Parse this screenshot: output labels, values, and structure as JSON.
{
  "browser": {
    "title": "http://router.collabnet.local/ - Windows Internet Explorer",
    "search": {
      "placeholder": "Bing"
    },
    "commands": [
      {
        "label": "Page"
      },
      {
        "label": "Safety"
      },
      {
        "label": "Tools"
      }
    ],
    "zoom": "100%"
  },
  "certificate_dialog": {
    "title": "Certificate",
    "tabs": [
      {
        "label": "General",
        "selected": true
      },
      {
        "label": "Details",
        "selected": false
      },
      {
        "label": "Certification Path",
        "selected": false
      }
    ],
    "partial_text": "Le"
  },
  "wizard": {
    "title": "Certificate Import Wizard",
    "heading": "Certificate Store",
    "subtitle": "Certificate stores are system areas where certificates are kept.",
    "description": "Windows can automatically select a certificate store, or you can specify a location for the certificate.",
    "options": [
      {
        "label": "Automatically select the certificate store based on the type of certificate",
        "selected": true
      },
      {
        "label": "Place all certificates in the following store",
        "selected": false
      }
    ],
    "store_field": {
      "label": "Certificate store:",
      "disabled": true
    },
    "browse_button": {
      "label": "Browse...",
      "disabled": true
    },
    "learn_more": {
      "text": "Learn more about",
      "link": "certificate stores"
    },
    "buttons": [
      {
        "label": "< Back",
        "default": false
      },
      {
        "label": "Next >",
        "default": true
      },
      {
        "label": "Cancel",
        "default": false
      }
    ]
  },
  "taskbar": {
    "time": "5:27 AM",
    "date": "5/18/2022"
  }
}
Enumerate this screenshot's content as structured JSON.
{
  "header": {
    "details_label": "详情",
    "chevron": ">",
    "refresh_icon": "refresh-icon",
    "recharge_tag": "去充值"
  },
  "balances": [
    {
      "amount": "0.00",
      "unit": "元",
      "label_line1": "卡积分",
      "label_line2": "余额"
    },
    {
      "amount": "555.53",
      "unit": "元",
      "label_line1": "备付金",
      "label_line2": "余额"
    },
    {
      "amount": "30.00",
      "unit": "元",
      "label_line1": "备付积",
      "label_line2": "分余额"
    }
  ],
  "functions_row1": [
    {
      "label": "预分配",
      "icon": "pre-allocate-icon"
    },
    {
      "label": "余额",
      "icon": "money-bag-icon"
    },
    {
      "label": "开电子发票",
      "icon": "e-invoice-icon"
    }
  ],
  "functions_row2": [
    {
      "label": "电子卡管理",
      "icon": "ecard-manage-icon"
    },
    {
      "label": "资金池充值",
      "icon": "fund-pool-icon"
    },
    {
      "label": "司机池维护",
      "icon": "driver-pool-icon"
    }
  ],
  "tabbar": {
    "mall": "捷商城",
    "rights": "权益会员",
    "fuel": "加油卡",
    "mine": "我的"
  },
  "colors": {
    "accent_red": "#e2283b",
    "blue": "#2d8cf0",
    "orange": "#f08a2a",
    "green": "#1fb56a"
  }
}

> [To be done]
Find all the lines containing "certificates" in the material, then copy them.

> [Answer to this problem]
    "subtitle": "Certificate stores are system areas where certificates are kept.",
        "label": "Place all certificates in the following store",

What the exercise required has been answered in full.